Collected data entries
================================
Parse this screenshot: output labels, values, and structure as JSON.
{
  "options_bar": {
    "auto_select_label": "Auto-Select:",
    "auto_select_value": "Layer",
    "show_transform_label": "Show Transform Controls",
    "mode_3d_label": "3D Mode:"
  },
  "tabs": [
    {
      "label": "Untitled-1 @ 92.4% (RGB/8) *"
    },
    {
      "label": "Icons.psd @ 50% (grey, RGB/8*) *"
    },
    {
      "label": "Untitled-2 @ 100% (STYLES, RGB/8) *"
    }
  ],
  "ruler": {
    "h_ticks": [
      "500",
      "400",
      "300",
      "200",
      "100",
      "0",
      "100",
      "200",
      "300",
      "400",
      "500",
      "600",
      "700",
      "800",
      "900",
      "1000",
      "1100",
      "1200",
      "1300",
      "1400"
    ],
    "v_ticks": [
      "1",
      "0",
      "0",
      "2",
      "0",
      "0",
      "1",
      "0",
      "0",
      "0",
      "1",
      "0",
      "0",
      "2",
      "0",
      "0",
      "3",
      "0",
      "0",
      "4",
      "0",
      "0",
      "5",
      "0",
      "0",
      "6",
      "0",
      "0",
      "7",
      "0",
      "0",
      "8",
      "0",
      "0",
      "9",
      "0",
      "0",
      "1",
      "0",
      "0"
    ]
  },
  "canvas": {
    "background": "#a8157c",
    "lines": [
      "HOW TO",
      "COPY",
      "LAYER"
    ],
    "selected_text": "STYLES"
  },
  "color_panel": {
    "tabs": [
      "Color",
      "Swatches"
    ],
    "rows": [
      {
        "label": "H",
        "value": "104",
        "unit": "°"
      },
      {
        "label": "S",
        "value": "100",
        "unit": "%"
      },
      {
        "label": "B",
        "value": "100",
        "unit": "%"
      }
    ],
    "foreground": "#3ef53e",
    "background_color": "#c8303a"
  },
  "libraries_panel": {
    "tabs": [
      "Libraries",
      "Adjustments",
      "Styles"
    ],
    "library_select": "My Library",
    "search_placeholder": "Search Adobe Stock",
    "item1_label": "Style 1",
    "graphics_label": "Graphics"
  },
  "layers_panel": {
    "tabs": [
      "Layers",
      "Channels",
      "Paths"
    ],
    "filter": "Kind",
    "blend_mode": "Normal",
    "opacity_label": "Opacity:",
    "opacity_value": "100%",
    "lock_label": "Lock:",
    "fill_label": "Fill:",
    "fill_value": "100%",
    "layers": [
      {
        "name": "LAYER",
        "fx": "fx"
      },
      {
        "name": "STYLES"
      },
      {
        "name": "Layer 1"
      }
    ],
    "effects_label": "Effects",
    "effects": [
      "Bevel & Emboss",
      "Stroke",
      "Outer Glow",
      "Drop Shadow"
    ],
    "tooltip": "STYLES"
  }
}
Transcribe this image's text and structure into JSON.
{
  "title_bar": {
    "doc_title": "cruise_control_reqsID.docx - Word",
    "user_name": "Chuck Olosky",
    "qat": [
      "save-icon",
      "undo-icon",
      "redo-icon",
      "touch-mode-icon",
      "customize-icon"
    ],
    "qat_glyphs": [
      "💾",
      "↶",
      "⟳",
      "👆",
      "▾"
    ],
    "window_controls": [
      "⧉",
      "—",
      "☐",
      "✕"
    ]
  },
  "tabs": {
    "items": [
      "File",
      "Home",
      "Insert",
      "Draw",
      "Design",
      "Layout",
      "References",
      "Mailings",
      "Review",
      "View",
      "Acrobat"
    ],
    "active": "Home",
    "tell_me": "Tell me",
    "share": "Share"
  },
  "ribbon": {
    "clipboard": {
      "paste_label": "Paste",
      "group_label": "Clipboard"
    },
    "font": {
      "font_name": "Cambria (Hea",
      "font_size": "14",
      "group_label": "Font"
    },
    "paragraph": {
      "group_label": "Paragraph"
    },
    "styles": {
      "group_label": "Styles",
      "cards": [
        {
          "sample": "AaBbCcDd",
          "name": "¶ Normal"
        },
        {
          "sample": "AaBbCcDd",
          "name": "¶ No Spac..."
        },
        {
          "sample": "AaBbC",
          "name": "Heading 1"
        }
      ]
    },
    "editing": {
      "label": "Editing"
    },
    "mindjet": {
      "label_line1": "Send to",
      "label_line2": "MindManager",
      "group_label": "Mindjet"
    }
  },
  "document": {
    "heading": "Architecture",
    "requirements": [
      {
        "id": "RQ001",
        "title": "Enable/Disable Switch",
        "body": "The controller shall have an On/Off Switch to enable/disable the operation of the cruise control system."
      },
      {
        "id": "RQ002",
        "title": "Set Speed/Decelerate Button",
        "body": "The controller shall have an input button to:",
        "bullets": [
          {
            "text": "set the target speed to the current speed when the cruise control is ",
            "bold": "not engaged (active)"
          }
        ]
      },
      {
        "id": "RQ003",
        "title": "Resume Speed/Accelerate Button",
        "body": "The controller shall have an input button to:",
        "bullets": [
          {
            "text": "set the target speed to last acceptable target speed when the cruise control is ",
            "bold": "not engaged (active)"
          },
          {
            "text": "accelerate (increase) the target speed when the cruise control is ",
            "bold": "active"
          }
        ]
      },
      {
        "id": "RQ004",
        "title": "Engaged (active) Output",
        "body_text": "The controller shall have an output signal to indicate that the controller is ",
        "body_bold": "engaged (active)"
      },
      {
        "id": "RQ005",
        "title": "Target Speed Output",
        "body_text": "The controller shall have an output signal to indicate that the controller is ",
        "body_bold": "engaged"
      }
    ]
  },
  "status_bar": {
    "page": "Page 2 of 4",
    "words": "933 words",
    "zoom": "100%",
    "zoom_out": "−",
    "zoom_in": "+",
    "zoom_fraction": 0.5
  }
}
================================
## WORK REQUIRED:
From the listing above, copy every line that includes the word "structure".

## CORRECT RESULT:
Parse this screenshot: output labels, values, and structure as JSON.
Transcribe this image's text and structure into JSON.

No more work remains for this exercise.